▶ **PARTS OF THE EXERCISE**
a – Render this sentence from the poll text on high-skilled immigration into Spanish: "Seventy-four percent of voters support “allowing more legal, high-skilled immigration to the United States,” versus only 18 percent who oppose it."
b – Use the poll text on high-skilled immigration to answer these:
(i) Which group conducted the poll?
(ii) What percentage of voters planning to support President Trump favor increasing high-skilled immigration?
(iii) What percentage of voters oppose allowing more of it?
c – Give a continuation of the poll text on high-skilled immigration, starting after its final sentence.

▶ **SUPPLIED TEXT**
==========

This by the Economic Innovation Group, which supports high-skilled immigration (HSI), so the poll results need to be taken with a grain of salt. I anticipate that in the next administration there will be enacted an immigration bill which includes more high-skilled immigration, in the eontext of an explicit strategy to boost economic investment.
:Definition of HSI: “immigrants with a high level of educational achievement or specialized professional skills, such as scientists, medical doctors, computer programmers, engineers, or business finance professionals.”
Seventy-four percent of voters support “allowing more legal, high-skilled immigration to the United States,” versus only 18 percent who oppose it.
Support for HSI is overwhelmingly bipartisan: 71 percent of voters who plan to support President Trump in November and 86 percent of those who plan to vote for President Biden favor increasing HSI.
More than two-thirds of voters in every swing state (Arizona, Georgia, Michigan, Nevada, North Carolina, Pennsylvania, and Wisconsin) support increasing HSI.

==========

▶ **PROVIDED DATA**

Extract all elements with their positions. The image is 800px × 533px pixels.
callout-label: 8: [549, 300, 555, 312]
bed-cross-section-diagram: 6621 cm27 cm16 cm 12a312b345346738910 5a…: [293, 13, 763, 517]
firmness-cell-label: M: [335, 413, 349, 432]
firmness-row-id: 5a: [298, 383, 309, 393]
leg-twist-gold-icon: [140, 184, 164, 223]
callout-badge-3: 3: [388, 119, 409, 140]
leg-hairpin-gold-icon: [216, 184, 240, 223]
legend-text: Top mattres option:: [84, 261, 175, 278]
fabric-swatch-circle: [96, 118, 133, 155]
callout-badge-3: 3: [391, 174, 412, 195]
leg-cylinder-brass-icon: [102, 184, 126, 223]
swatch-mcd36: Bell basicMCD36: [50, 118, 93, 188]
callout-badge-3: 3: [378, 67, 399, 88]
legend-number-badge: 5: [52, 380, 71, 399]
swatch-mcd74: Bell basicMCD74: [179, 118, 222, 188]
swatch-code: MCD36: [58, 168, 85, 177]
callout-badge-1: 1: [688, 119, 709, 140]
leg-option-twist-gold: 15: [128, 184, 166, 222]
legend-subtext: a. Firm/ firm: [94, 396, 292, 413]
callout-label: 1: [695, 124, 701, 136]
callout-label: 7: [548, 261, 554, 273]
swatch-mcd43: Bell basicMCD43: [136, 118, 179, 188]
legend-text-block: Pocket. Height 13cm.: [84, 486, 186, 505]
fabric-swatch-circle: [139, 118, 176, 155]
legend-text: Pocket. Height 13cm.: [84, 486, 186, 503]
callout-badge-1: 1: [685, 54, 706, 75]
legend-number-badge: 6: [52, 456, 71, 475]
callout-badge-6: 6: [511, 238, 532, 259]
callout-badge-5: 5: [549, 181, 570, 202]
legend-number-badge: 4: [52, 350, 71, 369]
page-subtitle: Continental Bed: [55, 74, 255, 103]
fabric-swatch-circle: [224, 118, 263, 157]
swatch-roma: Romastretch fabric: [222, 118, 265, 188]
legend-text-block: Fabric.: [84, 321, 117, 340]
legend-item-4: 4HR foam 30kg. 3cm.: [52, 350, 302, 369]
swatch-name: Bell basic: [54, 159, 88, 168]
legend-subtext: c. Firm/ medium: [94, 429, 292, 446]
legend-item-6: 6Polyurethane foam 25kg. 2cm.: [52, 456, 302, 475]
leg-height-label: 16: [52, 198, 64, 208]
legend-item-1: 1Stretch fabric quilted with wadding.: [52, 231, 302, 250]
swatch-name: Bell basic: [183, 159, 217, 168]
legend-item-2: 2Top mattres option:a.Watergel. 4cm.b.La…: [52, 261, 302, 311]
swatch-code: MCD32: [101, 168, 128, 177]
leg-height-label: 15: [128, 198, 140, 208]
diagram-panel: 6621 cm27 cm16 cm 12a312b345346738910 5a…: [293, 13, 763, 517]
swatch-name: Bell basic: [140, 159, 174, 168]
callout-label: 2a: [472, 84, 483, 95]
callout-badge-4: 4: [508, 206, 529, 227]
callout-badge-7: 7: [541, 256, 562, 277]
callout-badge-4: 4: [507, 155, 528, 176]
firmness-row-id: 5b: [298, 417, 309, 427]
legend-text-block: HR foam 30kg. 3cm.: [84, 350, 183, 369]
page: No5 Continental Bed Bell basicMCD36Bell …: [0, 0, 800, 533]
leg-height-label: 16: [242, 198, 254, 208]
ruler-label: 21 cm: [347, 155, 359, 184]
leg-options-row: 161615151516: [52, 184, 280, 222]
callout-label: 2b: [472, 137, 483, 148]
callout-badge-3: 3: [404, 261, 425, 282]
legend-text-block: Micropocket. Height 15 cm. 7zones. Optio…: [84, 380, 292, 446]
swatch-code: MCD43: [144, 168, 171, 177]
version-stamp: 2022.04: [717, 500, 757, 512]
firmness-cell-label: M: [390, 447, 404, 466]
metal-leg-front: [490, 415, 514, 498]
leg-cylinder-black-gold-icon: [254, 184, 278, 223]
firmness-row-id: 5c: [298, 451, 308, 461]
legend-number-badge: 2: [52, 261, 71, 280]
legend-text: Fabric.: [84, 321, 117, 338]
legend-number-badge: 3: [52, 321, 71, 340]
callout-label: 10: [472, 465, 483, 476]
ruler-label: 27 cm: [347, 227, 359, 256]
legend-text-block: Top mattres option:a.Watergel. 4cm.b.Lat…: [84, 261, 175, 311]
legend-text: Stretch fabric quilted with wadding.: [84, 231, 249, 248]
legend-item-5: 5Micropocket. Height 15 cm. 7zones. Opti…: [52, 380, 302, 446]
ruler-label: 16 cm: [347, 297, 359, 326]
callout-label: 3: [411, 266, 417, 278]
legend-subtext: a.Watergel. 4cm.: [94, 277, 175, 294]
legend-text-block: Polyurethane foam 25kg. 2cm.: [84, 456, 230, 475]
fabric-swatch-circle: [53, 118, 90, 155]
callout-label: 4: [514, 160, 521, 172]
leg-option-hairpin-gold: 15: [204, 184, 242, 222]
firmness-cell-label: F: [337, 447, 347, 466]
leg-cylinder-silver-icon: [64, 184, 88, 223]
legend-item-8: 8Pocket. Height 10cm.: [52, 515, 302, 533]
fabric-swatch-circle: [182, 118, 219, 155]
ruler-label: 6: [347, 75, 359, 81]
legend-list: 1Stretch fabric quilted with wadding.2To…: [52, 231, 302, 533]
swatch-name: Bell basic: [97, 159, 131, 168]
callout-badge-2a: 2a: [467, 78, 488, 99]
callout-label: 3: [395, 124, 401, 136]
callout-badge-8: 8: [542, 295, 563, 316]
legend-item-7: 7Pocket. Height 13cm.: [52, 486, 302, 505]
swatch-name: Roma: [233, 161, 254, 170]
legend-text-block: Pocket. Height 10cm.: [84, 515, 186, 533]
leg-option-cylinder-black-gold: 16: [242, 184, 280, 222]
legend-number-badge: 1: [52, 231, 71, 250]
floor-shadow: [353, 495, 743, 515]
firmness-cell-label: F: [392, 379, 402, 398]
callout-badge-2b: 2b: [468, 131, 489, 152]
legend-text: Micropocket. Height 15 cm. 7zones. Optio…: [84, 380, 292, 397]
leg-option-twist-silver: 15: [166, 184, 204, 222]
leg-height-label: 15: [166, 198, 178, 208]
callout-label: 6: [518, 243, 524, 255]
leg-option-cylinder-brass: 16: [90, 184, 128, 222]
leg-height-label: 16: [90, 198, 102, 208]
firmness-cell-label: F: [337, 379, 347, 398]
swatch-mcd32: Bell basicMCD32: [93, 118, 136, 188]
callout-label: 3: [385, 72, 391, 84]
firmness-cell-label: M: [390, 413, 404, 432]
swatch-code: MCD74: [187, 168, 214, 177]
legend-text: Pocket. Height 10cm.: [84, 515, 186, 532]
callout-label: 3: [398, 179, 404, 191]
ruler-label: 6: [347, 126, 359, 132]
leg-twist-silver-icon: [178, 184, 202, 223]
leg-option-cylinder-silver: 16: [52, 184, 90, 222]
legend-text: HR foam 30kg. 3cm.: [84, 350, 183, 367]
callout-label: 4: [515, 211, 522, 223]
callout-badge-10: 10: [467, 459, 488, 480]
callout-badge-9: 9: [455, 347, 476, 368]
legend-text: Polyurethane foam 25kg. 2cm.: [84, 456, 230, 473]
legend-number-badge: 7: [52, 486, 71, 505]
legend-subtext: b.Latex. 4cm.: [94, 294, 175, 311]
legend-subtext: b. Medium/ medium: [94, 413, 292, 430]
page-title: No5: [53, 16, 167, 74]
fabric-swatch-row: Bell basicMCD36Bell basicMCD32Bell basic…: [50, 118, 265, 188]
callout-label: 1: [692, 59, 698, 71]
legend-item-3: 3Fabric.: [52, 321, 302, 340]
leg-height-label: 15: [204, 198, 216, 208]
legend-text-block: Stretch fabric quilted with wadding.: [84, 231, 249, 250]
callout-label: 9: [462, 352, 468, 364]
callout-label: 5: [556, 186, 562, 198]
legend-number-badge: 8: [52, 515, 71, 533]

==========

▶ **RESPONSES TO THE EXERCISE**
a – El setenta y cuatro por ciento de los votantes apoya «permitir más inmigración legal y altamente calificada a los Estados Unidos», frente a solo el 18 por ciento que se opone.

b –
(i) The Economic Innovation Group
(ii) 71 percent
(iii) 18 percent

c –
Most Americans do not believe the U.S. immigration system is designed to benefit them. Only 37 percent agreed that “the U.S. immigration system is currently designed to benefit the U.S. economy, its workers, and its communities.”
Four-fifths of voters believe the American immigration system needs “major changes” or “a complete overhaul.”
Voters overwhelmingly see the economic and competitive advantages of HSI; 70 percent say it benefits the U.S. economy.
The voters least likely to compete with high-skilled immigrants—rural Americans with a high-school degree or less—are those most likely to oppose more HSI.